::: DATA TO USE :::

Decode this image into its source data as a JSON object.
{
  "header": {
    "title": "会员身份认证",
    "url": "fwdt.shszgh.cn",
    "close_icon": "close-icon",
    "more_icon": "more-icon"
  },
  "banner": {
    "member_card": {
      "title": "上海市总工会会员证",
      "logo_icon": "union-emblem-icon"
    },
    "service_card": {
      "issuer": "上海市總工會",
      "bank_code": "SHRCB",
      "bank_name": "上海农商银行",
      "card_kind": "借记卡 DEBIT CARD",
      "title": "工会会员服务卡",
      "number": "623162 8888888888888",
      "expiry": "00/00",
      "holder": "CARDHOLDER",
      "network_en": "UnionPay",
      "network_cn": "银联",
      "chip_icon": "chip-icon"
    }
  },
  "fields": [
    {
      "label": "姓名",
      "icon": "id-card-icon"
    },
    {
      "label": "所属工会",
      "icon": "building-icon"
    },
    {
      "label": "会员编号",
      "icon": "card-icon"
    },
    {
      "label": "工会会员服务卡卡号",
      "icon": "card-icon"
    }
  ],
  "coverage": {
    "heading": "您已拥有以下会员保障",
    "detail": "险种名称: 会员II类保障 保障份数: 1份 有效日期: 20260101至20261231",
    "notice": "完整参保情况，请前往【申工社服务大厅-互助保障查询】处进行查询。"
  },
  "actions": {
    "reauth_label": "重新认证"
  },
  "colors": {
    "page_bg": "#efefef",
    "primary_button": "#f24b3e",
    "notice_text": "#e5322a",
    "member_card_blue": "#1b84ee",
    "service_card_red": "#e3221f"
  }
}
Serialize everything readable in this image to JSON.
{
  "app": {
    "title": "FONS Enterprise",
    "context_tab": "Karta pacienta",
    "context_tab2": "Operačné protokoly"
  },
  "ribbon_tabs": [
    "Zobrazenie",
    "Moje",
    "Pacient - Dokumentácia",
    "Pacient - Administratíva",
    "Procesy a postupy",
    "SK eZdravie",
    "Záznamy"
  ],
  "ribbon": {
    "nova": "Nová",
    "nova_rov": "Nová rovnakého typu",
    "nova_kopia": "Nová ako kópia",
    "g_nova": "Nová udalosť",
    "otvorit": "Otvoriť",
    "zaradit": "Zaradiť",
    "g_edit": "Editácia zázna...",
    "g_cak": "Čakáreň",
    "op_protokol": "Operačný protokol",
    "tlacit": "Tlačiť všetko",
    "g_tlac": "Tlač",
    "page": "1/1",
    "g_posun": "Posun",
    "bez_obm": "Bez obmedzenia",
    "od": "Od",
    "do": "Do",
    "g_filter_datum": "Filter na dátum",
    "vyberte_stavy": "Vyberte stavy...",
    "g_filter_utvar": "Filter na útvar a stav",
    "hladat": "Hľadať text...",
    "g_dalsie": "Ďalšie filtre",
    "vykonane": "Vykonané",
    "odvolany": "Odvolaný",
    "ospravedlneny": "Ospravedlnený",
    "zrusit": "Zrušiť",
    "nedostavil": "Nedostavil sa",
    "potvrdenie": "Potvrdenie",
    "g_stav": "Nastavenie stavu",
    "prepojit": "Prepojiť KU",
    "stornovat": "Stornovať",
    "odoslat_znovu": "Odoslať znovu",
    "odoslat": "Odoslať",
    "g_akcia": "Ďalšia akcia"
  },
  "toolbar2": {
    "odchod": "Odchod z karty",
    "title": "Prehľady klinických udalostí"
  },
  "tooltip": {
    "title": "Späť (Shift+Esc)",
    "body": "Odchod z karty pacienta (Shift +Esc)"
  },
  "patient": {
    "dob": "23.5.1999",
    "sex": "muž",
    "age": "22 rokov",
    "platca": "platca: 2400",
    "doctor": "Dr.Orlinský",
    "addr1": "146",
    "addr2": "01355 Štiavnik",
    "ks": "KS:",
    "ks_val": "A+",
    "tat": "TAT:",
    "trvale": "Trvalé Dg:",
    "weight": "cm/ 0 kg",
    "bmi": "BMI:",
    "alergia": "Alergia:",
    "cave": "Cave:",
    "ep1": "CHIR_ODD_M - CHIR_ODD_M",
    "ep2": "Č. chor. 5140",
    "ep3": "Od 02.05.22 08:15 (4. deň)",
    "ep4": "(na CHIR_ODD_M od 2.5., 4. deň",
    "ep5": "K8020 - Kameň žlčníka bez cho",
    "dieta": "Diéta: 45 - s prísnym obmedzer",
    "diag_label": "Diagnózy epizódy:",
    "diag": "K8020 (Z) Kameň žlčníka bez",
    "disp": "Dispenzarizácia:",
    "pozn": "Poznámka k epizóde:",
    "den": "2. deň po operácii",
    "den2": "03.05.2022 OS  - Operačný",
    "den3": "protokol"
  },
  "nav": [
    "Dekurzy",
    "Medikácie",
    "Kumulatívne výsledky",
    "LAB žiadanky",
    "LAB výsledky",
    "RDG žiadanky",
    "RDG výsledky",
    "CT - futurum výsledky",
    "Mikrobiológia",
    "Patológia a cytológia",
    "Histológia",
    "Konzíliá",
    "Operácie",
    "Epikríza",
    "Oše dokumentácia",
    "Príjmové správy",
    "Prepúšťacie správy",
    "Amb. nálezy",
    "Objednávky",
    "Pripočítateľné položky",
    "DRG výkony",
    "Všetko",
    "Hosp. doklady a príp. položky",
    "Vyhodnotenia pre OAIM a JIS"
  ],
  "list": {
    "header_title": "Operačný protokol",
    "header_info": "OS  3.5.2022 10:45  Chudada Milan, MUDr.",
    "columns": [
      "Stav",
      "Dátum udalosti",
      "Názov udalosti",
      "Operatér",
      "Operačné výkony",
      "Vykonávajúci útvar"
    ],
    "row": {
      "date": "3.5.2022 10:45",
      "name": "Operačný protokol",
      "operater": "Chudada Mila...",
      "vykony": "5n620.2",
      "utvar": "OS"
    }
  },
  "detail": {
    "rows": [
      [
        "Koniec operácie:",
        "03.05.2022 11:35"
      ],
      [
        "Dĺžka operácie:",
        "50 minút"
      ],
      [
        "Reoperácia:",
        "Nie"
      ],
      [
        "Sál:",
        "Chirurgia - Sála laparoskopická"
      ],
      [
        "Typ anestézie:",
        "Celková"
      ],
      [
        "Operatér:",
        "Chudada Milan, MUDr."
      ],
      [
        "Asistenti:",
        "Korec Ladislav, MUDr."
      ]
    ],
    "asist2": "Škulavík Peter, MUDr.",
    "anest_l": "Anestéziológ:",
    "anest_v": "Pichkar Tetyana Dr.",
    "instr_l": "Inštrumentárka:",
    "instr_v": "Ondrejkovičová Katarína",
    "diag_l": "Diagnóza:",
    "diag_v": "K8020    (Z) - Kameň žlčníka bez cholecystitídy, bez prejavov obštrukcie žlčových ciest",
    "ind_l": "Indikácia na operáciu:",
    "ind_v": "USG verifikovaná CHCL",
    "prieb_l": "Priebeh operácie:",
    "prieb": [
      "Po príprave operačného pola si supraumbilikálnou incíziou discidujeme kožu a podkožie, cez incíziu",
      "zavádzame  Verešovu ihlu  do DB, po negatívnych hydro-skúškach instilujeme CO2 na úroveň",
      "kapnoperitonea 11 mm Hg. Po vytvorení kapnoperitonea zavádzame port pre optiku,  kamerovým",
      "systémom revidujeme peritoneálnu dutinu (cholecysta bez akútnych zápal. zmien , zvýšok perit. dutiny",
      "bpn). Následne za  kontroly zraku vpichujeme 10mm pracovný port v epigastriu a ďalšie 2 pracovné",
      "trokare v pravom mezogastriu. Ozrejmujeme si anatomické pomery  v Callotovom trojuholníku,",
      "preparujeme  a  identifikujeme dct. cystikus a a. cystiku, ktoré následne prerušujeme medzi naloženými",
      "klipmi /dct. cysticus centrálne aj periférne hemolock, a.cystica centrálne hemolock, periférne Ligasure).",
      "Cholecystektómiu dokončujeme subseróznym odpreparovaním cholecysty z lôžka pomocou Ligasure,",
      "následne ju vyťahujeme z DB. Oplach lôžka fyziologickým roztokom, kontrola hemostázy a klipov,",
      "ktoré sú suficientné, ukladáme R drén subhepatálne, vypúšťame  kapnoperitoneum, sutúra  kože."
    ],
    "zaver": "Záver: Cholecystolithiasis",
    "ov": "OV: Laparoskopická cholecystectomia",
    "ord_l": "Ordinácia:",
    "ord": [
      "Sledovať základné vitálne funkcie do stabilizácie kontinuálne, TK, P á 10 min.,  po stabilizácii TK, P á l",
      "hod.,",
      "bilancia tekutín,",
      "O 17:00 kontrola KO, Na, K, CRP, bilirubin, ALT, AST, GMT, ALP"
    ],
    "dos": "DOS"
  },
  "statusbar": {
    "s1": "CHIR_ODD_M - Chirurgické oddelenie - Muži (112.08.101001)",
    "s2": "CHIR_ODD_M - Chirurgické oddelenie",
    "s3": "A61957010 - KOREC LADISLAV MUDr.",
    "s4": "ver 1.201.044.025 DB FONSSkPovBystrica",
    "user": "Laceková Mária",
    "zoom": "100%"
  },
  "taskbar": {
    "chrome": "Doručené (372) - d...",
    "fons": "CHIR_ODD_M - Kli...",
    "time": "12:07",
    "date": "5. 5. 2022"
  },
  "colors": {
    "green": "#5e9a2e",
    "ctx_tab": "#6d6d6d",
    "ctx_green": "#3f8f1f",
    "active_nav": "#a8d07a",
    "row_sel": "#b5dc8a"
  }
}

:::

AIM OF THE TASK: Count the lines in the entries that hold the word "Chirurgické", and give nothing but the total.

THE ANSWER: 2